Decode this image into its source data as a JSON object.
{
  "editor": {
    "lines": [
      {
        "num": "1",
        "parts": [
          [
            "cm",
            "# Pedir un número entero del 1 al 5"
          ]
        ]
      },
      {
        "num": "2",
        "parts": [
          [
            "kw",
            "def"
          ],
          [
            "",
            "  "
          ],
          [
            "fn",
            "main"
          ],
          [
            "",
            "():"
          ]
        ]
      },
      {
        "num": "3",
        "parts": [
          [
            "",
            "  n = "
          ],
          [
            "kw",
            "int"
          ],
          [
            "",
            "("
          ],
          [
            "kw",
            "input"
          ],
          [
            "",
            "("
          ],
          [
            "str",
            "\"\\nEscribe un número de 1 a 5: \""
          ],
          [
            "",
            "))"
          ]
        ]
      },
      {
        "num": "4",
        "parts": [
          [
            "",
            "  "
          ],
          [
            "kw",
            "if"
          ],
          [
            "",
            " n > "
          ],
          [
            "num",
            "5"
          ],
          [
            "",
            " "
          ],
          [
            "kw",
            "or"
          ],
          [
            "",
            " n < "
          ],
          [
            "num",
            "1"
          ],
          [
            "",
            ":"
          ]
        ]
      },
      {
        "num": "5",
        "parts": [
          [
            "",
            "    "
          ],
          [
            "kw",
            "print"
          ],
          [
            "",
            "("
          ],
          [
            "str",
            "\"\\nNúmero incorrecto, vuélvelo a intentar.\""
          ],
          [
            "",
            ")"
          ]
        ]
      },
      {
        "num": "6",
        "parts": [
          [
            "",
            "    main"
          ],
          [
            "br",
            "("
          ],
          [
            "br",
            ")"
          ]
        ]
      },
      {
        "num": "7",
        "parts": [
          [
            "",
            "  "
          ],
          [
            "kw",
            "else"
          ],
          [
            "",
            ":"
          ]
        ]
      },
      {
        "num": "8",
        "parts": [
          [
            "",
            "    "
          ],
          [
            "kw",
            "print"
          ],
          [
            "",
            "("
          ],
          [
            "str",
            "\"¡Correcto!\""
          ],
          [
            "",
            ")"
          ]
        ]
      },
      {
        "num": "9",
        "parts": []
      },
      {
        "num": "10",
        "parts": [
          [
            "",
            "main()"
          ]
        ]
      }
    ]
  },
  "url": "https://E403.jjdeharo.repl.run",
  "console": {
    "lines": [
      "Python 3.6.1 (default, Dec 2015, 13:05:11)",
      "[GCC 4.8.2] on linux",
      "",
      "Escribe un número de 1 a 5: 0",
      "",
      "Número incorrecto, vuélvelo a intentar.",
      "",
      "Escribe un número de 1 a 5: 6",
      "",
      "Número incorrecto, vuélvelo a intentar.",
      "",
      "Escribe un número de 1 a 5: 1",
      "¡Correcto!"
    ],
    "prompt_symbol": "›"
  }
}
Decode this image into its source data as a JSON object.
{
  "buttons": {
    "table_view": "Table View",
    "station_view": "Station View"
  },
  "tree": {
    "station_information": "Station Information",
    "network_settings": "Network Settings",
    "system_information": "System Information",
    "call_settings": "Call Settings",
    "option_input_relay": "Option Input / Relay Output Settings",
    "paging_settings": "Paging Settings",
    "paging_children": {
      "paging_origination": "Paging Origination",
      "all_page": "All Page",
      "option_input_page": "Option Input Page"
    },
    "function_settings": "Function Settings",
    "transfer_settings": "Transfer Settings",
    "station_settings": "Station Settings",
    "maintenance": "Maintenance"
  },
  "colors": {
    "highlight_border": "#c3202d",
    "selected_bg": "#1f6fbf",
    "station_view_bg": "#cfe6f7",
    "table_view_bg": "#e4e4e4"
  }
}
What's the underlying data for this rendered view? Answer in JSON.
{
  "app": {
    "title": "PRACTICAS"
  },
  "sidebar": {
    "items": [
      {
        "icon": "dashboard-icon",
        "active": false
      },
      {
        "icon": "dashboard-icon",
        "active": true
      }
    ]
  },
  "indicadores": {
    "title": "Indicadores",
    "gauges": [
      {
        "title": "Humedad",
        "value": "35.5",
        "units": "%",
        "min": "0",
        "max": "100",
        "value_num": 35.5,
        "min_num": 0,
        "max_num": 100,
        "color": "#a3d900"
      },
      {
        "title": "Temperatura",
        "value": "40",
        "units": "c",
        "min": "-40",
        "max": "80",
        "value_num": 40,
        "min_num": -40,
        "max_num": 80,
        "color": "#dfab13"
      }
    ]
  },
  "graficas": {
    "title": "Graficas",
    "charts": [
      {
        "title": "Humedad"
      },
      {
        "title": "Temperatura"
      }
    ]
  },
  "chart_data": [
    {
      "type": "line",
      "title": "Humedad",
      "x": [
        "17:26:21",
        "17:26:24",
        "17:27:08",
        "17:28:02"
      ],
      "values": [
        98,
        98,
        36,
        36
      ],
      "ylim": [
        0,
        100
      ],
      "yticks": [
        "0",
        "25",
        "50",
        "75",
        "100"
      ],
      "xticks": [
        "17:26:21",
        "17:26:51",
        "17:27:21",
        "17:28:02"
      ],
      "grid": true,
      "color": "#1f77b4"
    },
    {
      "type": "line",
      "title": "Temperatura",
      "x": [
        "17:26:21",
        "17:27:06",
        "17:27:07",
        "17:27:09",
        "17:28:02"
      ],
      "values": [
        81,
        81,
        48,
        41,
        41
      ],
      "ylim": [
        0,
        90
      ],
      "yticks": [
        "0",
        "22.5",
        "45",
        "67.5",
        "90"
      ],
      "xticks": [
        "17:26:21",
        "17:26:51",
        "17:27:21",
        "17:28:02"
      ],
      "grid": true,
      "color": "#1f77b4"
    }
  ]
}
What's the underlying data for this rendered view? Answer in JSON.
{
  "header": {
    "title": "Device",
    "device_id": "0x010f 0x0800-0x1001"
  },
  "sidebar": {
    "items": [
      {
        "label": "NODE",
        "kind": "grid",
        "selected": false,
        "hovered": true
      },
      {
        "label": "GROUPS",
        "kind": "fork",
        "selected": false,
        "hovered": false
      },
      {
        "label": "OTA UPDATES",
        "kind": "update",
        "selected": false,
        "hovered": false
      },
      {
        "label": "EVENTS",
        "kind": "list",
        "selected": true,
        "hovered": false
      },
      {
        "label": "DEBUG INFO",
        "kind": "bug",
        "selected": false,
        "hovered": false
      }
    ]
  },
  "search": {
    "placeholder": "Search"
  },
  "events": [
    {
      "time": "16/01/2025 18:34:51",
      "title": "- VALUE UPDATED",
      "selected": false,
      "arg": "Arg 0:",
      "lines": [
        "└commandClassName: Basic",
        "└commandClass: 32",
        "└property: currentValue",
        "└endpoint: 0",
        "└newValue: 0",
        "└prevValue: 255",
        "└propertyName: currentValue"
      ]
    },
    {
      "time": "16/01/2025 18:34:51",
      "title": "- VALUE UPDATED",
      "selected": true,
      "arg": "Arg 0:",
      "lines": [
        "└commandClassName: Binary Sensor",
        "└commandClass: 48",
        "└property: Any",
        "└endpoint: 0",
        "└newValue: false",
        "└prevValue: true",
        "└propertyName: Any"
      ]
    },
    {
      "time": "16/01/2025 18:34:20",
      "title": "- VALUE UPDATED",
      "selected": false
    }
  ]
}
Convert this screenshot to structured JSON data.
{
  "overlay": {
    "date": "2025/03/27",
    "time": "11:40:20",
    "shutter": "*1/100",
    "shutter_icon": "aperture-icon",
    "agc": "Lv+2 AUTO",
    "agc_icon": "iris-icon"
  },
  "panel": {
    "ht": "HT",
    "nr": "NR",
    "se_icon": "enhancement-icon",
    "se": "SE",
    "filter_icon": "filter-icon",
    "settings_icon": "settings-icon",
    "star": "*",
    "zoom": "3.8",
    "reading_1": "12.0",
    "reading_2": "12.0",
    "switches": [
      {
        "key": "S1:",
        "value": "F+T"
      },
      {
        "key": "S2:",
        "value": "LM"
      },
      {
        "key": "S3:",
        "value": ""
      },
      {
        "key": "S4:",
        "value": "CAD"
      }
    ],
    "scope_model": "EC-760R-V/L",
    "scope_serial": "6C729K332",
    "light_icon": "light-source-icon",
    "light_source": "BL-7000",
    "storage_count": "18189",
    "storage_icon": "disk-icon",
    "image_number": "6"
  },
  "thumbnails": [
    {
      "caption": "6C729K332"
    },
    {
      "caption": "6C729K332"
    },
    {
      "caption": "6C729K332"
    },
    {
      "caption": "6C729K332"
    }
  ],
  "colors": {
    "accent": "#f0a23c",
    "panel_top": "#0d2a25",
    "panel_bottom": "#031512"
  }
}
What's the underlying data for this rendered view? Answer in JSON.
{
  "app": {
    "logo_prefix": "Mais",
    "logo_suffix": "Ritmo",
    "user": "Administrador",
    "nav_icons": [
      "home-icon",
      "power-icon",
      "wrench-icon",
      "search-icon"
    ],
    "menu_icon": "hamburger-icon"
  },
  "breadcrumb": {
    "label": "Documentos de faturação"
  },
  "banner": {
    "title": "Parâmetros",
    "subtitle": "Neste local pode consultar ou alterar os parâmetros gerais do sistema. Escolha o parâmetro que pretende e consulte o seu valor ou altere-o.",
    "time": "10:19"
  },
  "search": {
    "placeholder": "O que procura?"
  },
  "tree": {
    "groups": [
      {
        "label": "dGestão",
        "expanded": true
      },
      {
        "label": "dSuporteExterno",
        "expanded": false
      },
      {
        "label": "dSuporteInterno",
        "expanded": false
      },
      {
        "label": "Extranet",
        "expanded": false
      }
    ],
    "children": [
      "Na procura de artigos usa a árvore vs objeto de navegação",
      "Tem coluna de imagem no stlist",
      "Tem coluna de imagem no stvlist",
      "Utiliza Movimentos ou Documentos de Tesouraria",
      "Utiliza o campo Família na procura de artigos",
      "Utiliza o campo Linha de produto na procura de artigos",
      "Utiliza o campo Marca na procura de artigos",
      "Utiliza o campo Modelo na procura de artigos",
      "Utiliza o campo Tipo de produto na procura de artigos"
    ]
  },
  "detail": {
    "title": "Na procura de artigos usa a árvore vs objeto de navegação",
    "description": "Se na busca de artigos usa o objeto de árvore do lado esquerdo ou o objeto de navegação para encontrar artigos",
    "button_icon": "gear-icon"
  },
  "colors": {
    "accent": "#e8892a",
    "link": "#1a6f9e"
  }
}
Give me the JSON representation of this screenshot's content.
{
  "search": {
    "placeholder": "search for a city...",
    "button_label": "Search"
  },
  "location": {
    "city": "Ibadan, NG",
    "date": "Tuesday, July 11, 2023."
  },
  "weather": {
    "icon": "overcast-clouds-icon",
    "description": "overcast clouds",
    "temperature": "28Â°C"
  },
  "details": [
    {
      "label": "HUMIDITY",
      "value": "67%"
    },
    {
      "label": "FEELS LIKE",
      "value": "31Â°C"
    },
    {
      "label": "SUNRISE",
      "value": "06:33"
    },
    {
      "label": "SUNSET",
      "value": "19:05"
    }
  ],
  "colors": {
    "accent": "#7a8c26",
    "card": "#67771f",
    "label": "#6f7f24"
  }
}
□ □ □ □
What to work on: In the records shown above, how many lines include the word "procura"? Answer with the number only.

Written answer: 8